Collection entries
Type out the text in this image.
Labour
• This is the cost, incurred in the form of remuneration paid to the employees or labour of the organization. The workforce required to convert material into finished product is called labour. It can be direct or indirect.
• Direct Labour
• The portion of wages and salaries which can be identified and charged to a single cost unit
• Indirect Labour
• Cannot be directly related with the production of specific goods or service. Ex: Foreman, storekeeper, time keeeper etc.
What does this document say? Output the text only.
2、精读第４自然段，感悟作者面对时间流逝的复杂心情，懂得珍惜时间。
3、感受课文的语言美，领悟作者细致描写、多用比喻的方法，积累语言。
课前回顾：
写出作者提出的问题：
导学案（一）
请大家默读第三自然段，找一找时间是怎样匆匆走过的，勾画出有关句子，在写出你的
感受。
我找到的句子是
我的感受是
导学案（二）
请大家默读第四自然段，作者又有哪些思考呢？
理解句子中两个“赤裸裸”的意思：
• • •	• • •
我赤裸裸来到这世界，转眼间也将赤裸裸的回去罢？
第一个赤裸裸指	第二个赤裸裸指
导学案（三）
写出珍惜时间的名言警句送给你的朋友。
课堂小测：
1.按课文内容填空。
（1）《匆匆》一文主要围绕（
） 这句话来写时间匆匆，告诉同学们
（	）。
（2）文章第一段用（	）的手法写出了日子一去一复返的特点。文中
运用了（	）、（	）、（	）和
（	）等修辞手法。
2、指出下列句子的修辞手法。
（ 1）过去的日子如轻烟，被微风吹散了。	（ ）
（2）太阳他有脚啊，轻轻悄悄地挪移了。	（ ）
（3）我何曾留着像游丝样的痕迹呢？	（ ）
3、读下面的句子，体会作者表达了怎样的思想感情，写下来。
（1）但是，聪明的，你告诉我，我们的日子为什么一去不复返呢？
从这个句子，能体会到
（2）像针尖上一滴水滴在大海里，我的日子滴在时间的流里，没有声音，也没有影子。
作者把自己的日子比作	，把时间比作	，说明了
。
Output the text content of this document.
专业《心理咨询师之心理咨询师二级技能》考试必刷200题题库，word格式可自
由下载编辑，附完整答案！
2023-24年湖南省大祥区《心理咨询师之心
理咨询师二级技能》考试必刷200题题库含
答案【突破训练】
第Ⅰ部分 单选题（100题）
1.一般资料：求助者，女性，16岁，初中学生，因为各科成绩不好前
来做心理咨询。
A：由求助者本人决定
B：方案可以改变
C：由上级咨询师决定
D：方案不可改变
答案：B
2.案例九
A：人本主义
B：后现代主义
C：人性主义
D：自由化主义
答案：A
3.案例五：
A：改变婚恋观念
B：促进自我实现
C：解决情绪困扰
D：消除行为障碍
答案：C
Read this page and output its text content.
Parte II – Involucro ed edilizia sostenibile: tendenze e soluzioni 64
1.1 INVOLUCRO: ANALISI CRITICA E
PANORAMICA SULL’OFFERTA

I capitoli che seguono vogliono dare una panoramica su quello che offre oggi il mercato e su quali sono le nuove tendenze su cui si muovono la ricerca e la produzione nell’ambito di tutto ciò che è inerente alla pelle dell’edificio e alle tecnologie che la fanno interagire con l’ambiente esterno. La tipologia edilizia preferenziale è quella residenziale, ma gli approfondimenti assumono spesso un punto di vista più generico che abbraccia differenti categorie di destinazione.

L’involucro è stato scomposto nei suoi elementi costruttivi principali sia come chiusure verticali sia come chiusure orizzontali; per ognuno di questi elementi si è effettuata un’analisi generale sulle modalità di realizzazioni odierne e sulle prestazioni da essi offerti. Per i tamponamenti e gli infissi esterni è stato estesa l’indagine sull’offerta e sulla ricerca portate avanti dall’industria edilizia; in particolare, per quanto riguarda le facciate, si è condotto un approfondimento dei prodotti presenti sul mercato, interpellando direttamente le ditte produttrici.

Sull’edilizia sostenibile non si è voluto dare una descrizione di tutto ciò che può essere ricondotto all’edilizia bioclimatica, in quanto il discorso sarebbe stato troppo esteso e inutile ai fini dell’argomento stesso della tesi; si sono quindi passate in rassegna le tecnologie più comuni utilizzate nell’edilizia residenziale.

*What is needed*. Please output every record, keeping each line exact.

*Response to the task*.
Type out the text in this image.
Labour
• This is the cost, incurred in the form of remuneration paid to the employees or labour of the organization. The workforce required to convert material into finished product is called labour. It can be direct or indirect.
• Direct Labour
• The portion of wages and salaries which can be identified and charged to a single cost unit
• Indirect Labour
• Cannot be directly related with the production of specific goods or service. Ex: Foreman, storekeeper, time keeeper etc.
What does this document say? Output the text only.
2、精读第４自然段，感悟作者面对时间流逝的复杂心情，懂得珍惜时间。
3、感受课文的语言美，领悟作者细致描写、多用比喻的方法，积累语言。
课前回顾：
写出作者提出的问题：
导学案（一）
请大家默读第三自然段，找一找时间是怎样匆匆走过的，勾画出有关句子，在写出你的
感受。
我找到的句子是
我的感受是
导学案（二）
请大家默读第四自然段，作者又有哪些思考呢？
理解句子中两个“赤裸裸”的意思：
• • •	• • •
我赤裸裸来到这世界，转眼间也将赤裸裸的回去罢？
第一个赤裸裸指	第二个赤裸裸指
导学案（三）
写出珍惜时间的名言警句送给你的朋友。
课堂小测：
1.按课文内容填空。
（1）《匆匆》一文主要围绕（
） 这句话来写时间匆匆，告诉同学们
（	）。
（2）文章第一段用（	）的手法写出了日子一去一复返的特点。文中
运用了（	）、（	）、（	）和
（	）等修辞手法。
2、指出下列句子的修辞手法。
（ 1）过去的日子如轻烟，被微风吹散了。	（ ）
（2）太阳他有脚啊，轻轻悄悄地挪移了。	（ ）
（3）我何曾留着像游丝样的痕迹呢？	（ ）
3、读下面的句子，体会作者表达了怎样的思想感情，写下来。
（1）但是，聪明的，你告诉我，我们的日子为什么一去不复返呢？
从这个句子，能体会到
（2）像针尖上一滴水滴在大海里，我的日子滴在时间的流里，没有声音，也没有影子。
作者把自己的日子比作	，把时间比作	，说明了
。
Output the text content of this document.
专业《心理咨询师之心理咨询师二级技能》考试必刷200题题库，word格式可自
由下载编辑，附完整答案！
2023-24年湖南省大祥区《心理咨询师之心
理咨询师二级技能》考试必刷200题题库含
答案【突破训练】
第Ⅰ部分 单选题（100题）
1.一般资料：求助者，女性，16岁，初中学生，因为各科成绩不好前
来做心理咨询。
A：由求助者本人决定
B：方案可以改变
C：由上级咨询师决定
D：方案不可改变
答案：B
2.案例九
A：人本主义
B：后现代主义
C：人性主义
D：自由化主义
答案：A
3.案例五：
A：改变婚恋观念
B：促进自我实现
C：解决情绪困扰
D：消除行为障碍
答案：C
Read this page and output its text content.
Parte II – Involucro ed edilizia sostenibile: tendenze e soluzioni 64
1.1 INVOLUCRO: ANALISI CRITICA E
PANORAMICA SULL’OFFERTA

I capitoli che seguono vogliono dare una panoramica su quello che offre oggi il mercato e su quali sono le nuove tendenze su cui si muovono la ricerca e la produzione nell’ambito di tutto ciò che è inerente alla pelle dell’edificio e alle tecnologie che la fanno interagire con l’ambiente esterno. La tipologia edilizia preferenziale è quella residenziale, ma gli approfondimenti assumono spesso un punto di vista più generico che abbraccia differenti categorie di destinazione.

L’involucro è stato scomposto nei suoi elementi costruttivi principali sia come chiusure verticali sia come chiusure orizzontali; per ognuno di questi elementi si è effettuata un’analisi generale sulle modalità di realizzazioni odierne e sulle prestazioni da essi offerti. Per i tamponamenti e gli infissi esterni è stato estesa l’indagine sull’offerta e sulla ricerca portate avanti dall’industria edilizia; in particolare, per quanto riguarda le facciate, si è condotto un approfondimento dei prodotti presenti sul mercato, interpellando direttamente le ditte produttrici.

Sull’edilizia sostenibile non si è voluto dare una descrizione di tutto ciò che può essere ricondotto all’edilizia bioclimatica, in quanto il discorso sarebbe stato troppo esteso e inutile ai fini dell’argomento stesso della tesi; si sono quindi passate in rassegna le tecnologie più comuni utilizzate nell’edilizia residenziale.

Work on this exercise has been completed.